Required work -> Search the data below for "accueilli"; list each line that holds it.

Input records ->
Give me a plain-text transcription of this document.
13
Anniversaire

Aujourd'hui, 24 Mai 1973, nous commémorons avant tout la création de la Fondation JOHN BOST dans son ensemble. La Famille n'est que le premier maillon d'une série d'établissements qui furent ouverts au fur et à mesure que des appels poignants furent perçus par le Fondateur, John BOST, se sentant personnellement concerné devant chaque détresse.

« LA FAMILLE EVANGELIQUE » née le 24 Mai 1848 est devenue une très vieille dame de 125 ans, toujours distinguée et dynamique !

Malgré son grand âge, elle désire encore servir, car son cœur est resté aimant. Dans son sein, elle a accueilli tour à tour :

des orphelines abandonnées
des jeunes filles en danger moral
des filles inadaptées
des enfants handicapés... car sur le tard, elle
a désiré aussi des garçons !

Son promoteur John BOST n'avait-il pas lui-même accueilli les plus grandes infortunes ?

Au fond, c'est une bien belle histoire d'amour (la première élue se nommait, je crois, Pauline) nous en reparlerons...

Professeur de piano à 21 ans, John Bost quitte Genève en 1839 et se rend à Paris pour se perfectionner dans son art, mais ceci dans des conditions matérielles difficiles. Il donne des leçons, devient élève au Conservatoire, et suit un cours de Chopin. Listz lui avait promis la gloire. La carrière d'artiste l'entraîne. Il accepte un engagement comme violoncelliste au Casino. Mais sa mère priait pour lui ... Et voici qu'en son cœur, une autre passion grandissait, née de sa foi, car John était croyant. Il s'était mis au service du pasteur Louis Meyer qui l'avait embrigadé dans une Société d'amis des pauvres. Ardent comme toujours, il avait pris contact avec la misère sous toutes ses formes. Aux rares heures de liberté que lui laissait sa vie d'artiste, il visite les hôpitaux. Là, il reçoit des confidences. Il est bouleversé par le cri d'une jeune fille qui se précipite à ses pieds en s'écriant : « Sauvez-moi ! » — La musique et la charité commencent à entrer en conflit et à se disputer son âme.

Worked answer ->
Malgré son grand âge, elle désire encore servir, car son cœur est resté aimant. Dans son sein, elle a accueilli tour à tour :
Son promoteur John BOST n'avait-il pas lui-même accueilli les plus grandes infortunes ?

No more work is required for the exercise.